- [REQUIRED TASK]:
Filter the listing and keep only the lines with the word "Staufhain".

- [RECORDS SHOWN]:
○ ○ ○ ○ ○

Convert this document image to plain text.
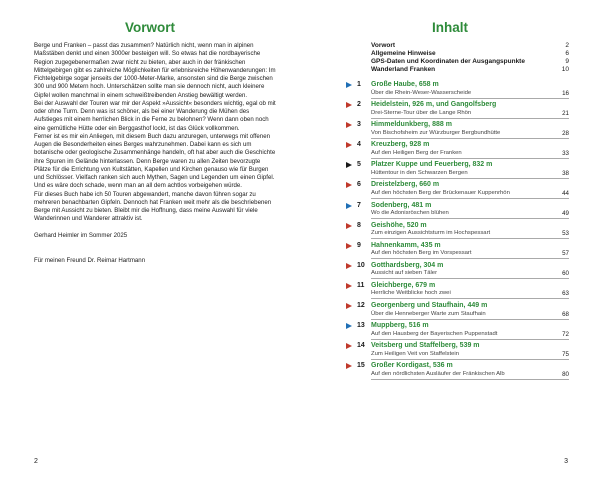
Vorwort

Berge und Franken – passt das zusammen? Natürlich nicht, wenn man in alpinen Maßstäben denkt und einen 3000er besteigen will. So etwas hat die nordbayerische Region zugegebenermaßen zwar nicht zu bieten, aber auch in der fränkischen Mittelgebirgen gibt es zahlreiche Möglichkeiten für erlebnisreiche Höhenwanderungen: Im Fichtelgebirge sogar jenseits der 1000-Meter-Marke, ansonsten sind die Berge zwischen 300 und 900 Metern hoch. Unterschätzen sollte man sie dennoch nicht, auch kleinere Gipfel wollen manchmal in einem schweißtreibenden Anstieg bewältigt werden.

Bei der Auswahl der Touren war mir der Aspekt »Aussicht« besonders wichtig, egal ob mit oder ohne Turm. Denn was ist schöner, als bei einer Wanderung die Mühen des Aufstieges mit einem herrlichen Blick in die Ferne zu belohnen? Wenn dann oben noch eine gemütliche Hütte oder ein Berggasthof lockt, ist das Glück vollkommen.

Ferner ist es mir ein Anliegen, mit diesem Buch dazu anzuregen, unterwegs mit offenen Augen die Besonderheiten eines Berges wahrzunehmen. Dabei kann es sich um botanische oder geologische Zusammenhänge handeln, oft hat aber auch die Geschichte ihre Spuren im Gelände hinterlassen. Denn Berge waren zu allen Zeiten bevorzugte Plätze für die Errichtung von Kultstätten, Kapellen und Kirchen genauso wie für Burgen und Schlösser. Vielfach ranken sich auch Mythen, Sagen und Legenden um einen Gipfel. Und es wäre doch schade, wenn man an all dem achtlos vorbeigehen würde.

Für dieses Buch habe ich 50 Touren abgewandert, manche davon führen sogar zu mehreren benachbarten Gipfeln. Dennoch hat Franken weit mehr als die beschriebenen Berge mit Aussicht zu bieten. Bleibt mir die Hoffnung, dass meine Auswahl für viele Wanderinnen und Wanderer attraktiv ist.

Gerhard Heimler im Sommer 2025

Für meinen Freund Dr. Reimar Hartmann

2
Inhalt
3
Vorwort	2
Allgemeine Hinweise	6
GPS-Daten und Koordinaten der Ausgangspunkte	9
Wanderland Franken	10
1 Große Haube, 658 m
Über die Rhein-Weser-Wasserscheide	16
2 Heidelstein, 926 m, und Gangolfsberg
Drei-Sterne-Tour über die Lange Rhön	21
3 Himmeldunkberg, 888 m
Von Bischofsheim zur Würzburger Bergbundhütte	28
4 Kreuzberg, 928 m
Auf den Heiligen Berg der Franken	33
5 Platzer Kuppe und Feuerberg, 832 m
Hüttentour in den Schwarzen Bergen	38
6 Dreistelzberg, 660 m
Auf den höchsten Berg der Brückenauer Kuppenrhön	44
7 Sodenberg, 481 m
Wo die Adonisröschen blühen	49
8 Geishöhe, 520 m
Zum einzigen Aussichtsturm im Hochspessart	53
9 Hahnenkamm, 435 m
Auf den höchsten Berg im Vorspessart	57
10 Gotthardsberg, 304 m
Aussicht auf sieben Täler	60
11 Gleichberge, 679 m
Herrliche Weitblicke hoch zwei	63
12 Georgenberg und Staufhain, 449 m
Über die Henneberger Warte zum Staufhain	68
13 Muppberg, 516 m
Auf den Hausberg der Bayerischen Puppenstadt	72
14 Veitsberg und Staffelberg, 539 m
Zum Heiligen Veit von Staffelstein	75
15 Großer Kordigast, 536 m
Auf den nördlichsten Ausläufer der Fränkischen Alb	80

○ ○ ○ ○ ○

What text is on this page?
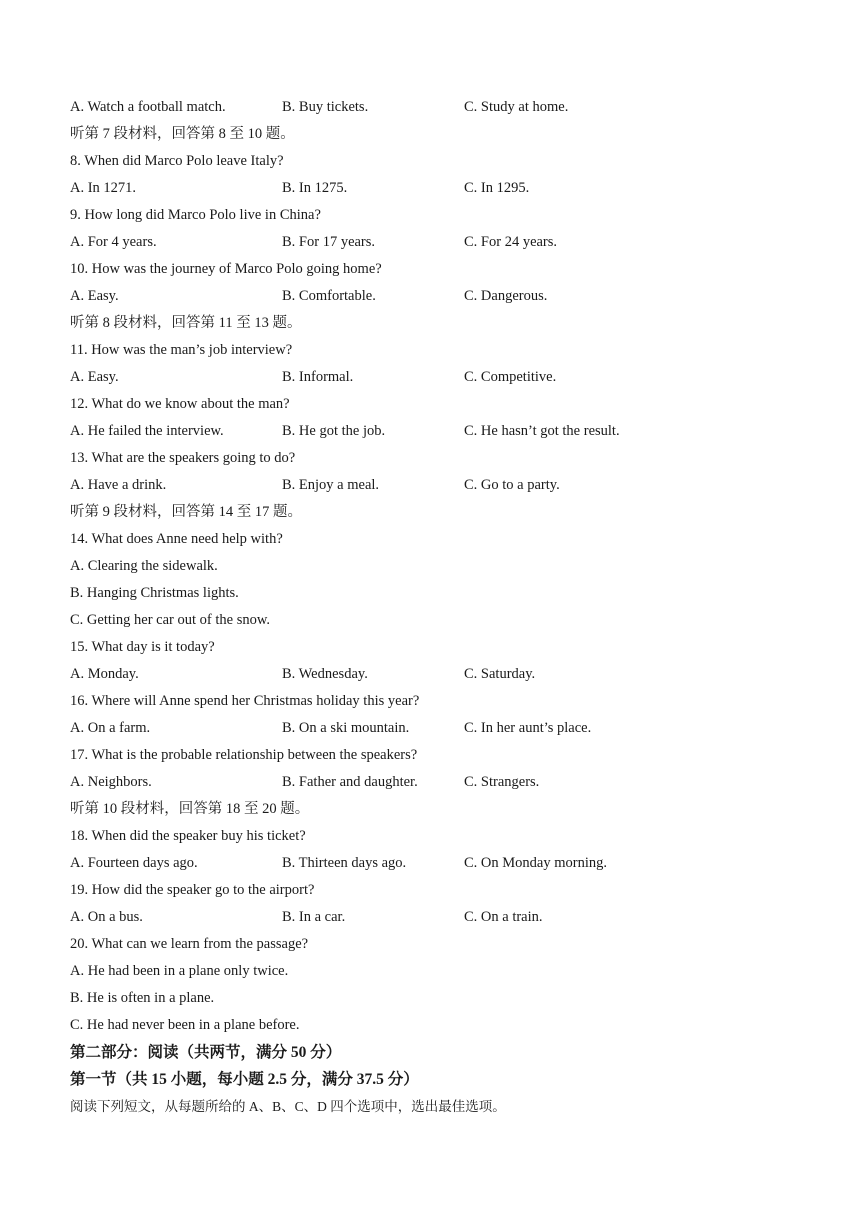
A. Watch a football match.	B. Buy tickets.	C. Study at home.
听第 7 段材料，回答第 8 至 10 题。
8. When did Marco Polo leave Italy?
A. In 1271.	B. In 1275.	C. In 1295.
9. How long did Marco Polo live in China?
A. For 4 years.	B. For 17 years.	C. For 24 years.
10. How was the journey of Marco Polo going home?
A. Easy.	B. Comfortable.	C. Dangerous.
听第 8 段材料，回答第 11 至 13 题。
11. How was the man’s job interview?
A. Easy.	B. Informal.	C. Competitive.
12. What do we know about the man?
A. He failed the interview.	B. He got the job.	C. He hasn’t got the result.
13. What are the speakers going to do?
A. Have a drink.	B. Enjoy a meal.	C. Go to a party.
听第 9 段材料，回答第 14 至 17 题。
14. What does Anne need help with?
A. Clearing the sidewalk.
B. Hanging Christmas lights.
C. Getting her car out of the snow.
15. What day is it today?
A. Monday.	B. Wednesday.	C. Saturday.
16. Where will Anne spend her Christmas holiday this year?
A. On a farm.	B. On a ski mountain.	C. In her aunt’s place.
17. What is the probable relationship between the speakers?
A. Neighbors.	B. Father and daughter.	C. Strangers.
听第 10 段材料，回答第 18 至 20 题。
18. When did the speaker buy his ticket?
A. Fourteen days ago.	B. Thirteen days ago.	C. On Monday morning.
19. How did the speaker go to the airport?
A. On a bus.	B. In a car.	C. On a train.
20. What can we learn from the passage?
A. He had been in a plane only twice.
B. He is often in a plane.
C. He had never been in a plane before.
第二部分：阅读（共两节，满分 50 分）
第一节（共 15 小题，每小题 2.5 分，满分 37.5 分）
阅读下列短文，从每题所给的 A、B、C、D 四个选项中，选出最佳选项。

○ ○ ○ ○ ○

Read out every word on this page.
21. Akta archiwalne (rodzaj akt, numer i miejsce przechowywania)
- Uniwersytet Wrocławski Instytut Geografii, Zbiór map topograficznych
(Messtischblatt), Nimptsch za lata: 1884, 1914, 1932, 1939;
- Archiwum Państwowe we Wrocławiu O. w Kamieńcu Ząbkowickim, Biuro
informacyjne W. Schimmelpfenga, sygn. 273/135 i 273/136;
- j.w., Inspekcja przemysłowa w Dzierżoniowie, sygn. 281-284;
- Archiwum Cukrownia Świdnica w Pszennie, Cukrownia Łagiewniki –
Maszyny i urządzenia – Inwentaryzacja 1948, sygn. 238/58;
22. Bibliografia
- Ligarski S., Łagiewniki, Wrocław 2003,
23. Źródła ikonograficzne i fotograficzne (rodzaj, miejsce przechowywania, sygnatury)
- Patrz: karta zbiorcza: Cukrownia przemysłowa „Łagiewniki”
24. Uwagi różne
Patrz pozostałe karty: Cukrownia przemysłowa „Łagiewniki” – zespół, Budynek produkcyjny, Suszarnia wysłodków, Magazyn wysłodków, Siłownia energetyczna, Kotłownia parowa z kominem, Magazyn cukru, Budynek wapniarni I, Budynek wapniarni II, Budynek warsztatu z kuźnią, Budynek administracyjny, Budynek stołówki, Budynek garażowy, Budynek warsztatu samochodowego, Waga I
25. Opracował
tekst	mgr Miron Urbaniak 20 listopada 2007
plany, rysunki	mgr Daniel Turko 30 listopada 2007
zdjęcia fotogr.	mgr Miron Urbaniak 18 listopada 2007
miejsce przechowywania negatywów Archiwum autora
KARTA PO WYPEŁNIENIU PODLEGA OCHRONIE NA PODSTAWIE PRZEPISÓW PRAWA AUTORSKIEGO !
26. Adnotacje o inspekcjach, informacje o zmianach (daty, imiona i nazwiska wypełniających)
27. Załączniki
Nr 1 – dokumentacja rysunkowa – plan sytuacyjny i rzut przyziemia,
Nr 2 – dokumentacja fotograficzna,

○ ○ ○ ○ ○

- [EXERCISE OUTPUT]:
12 Georgenberg und Staufhain, 449 m
Über die Henneberger Warte zum Staufhain	68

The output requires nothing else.